— START OF Supplied text —

Thilo Schaefer, Laneways of the Imagination, Sidewalks in the Cloud: The Importance of Utopia for City-Building

Political Theory Research Workshop

Political philosophy David Estlund has remarked that political philosophy suffers from a case of “utopophobia” or “the unreasonable fear of utopianism.” This paper shows how two common critiques of utopia, one represented by the work of F.A. Hayek and Karl Popper and the other by Karl Marx and Friedrich Engels, are based on a misunderstanding of the concept. Furthermore, this paper goes on to demonstrate how utopianism is also implicit in the writings of these anti-utopian critics in several problematic ways. Following this analysis, this paper suggests that we can think about utopia in terms of a loose typology, evaluating any particular utopian vision on two dimensions: (1) its level of perfectionism compared to its openness to possibility and (2) the degree to which it is grounded in generally accepted empirical facts. Finally, this paper uses the City of Toronto’s laneway housing debate and the recent proposal from Google’s Sidewalk Labs to build a smart neighbourhood in the city to illustrate the need to explicitly discuss the utopian visions underpinning contemporary planning practices.

— END OF Supplied text —

Instruction 1:
Rewrite the entries from the line containing "List each element" through the line containing "staticText: 资讯 (210, 774, 240, 792)", putting "视频课程" wherever "视频播放" appears and keeping everything else the same.

— START OF Dataset excerpts —

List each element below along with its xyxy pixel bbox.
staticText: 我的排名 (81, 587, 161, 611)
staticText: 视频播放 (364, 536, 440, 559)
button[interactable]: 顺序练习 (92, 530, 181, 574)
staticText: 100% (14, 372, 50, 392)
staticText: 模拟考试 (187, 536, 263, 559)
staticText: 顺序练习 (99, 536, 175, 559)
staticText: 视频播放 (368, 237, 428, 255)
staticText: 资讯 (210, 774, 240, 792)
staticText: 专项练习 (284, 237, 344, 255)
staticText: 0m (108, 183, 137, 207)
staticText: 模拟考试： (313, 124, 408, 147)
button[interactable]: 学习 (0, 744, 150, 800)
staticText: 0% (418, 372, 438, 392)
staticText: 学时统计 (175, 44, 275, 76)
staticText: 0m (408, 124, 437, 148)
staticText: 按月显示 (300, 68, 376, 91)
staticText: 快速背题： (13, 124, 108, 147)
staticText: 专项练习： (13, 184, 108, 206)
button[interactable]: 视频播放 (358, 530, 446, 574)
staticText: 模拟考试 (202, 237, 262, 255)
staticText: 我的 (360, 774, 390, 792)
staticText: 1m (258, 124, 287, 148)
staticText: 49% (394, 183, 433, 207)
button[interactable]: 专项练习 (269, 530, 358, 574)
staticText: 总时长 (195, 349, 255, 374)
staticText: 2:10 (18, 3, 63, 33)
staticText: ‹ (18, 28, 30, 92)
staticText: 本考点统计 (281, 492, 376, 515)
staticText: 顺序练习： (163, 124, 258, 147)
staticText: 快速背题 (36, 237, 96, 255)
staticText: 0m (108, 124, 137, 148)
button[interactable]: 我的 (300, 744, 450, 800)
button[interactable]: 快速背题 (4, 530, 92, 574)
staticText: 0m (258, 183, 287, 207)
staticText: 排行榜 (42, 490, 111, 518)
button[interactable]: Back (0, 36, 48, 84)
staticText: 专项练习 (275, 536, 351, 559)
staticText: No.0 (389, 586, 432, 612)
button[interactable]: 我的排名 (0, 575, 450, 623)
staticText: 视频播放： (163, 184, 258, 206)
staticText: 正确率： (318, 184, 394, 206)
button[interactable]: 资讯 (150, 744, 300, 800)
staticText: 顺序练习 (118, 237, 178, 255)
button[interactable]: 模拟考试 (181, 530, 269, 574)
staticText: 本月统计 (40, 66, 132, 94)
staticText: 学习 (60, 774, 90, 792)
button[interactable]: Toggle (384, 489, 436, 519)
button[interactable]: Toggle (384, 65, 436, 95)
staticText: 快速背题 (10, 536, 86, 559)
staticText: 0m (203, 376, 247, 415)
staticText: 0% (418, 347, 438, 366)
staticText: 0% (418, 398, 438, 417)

— END OF Dataset excerpts —
— START OF Dataset excerpts —

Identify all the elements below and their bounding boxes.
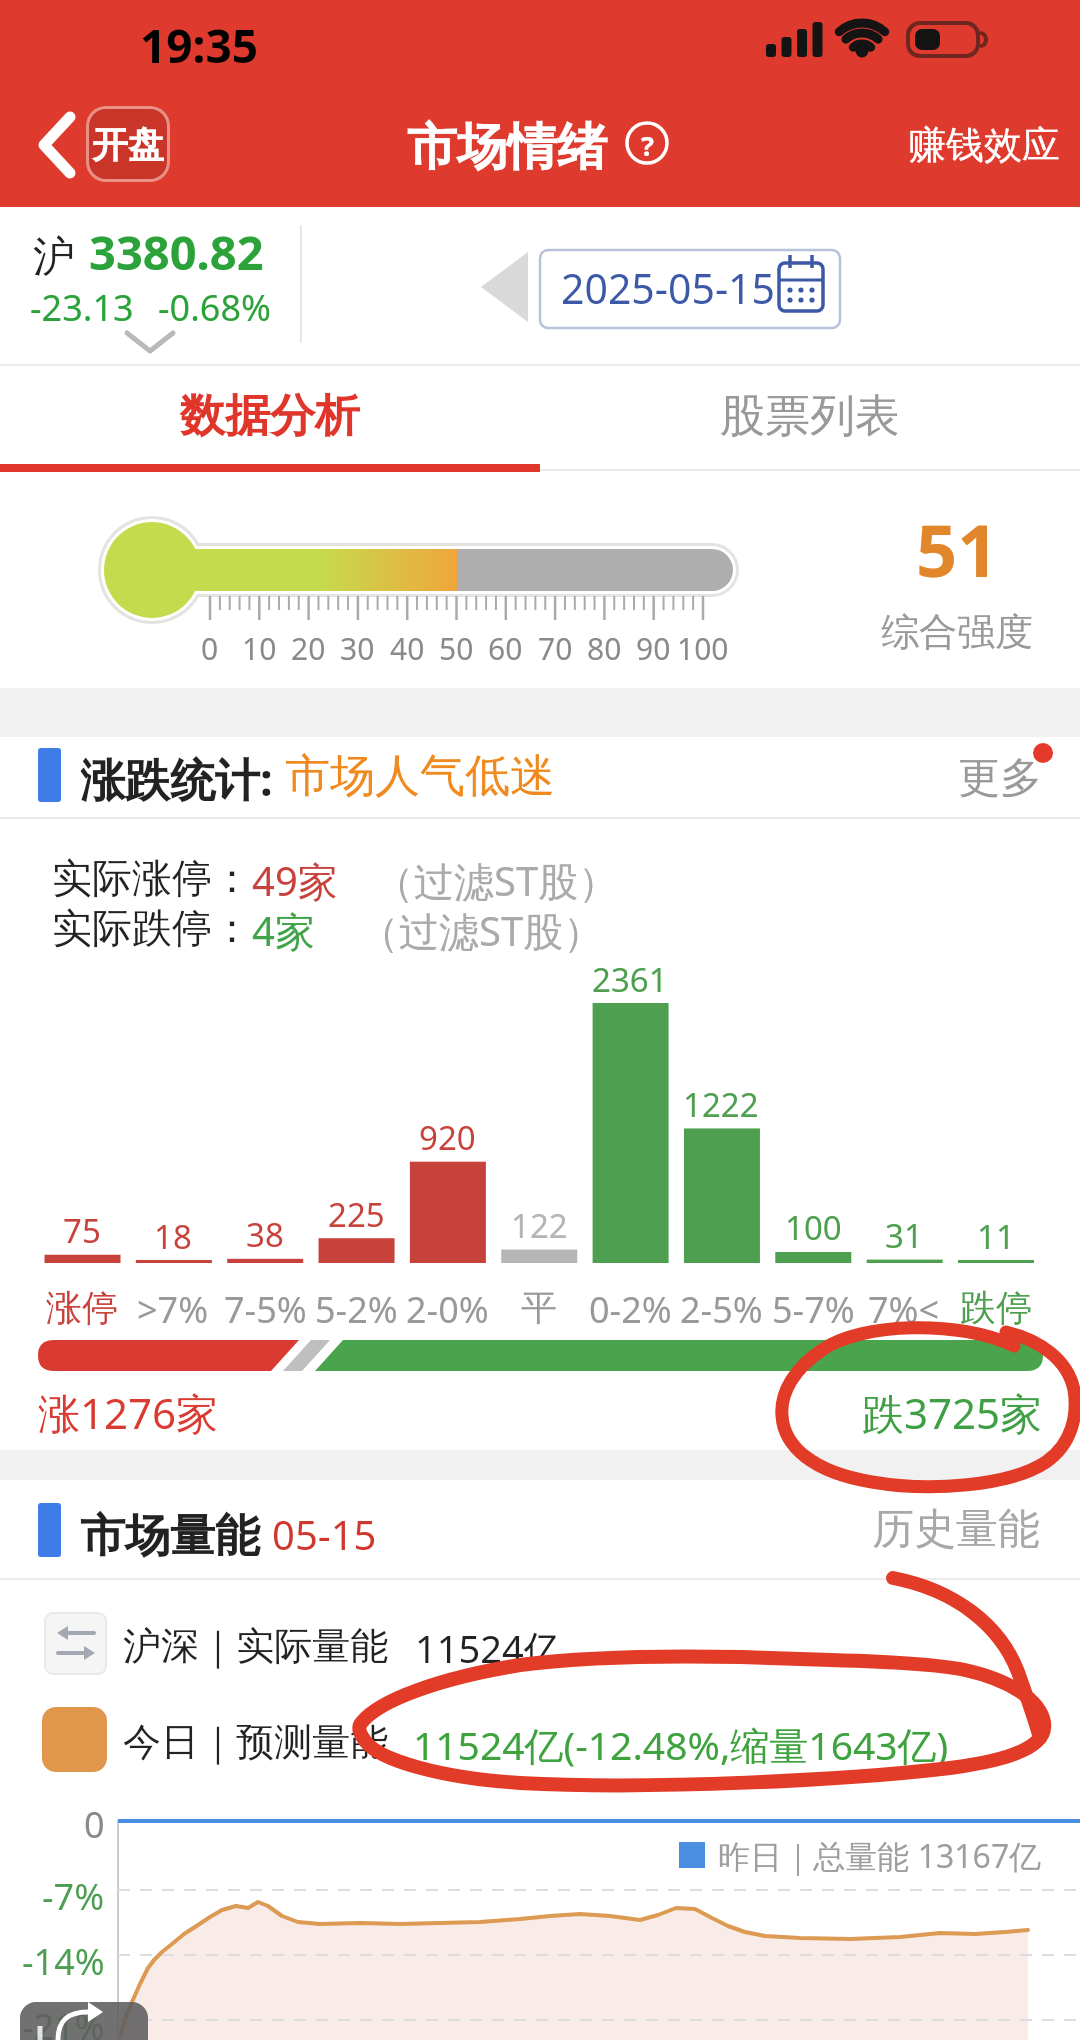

— END OF Dataset excerpts —

Instruction 2:
Translate this sentence from the abstract on utopia and city-building into Spanish: "Furthermore, this paper goes on to demonstrate how utopianism is also implicit in the writings of these anti-utopian critics in several problematic ways."

Task result 1:
List each element below along with its xyxy pixel bbox.
staticText: 我的排名 (81, 587, 161, 611)
staticText: 视频课程 (364, 536, 440, 559)
button[interactable]: 顺序练习 (92, 530, 181, 574)
staticText: 100% (14, 372, 50, 392)
staticText: 模拟考试 (187, 536, 263, 559)
staticText: 顺序练习 (99, 536, 175, 559)
staticText: 视频课程 (368, 237, 428, 255)
staticText: 资讯 (210, 774, 240, 792)

Task result 2:
Además, este artículo pasa a demostrar cómo el utopismo también está implícito en los escritos de estos críticos antiutópicos de varias maneras problemáticas.